Problem description »
From the entries below, gather every line containing the string "ground".

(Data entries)
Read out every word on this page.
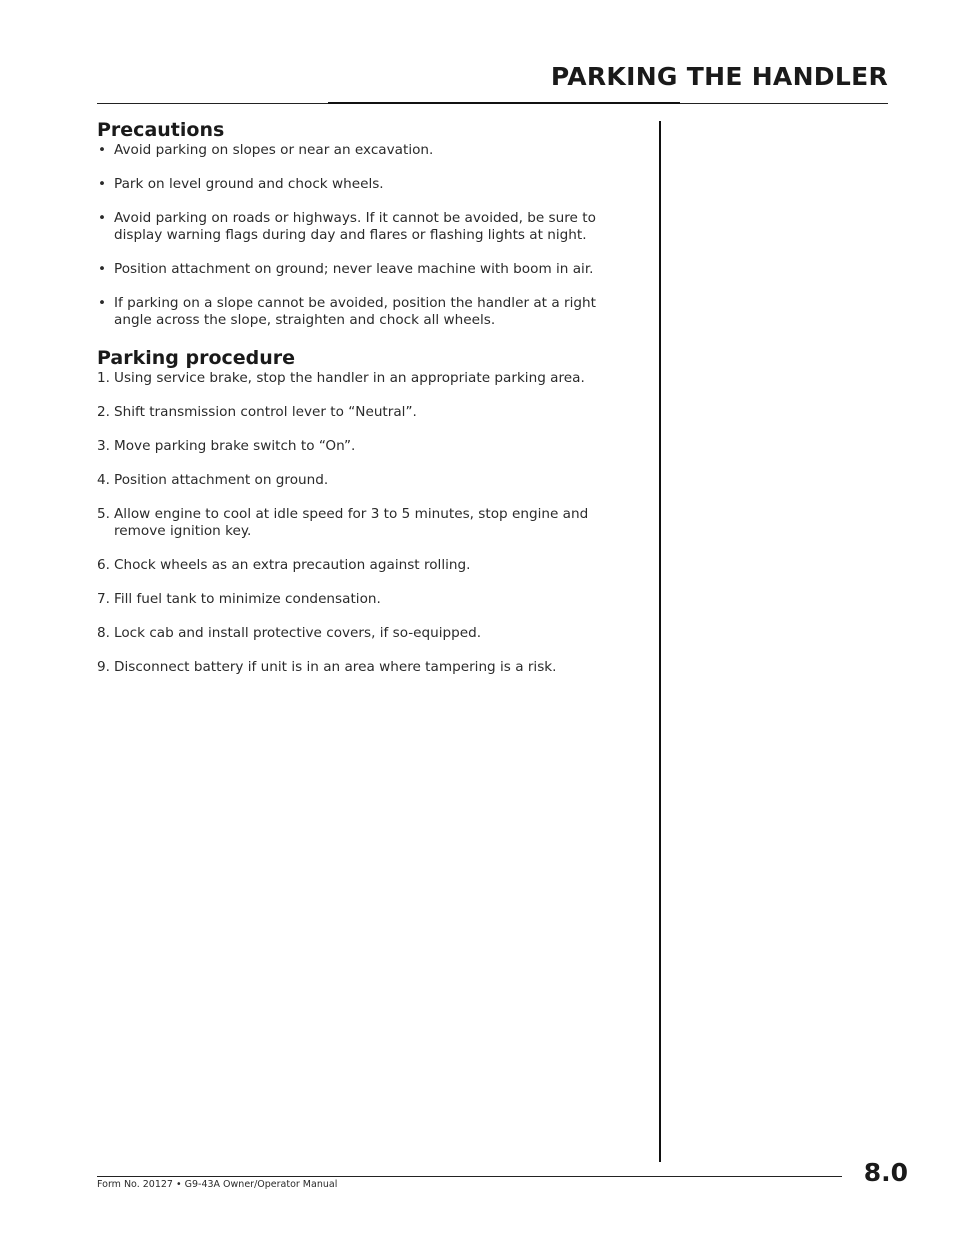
PARKING THE HANDLER
Precautions
• Avoid parking on slopes or near an excavation.
• Park on level ground and chock wheels.
• Avoid parking on roads or highways. If it cannot be avoided, be sure to display warning flags during day and flares or flashing lights at night.
• Position attachment on ground; never leave machine with boom in air.
• If parking on a slope cannot be avoided, position the handler at a right angle across the slope, straighten and chock all wheels.
Parking procedure
1. Using service brake, stop the handler in an appropriate parking area.
2. Shift transmission control lever to “Neutral”.
3. Move parking brake switch to “On”.
4. Position attachment on ground.
5. Allow engine to cool at idle speed for 3 to 5 minutes, stop engine and remove ignition key.
6. Chock wheels as an extra precaution against rolling.
7. Fill fuel tank to minimize condensation.
8. Lock cab and install protective covers, if so-equipped.
9. Disconnect battery if unit is in an area where tampering is a risk.
Form No. 20127 • G9-43A Owner/Operator Manual	8.0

Correct answer »
• Park on level ground and chock wheels.
• Position attachment on ground; never leave machine with boom in air.
4. Position attachment on ground.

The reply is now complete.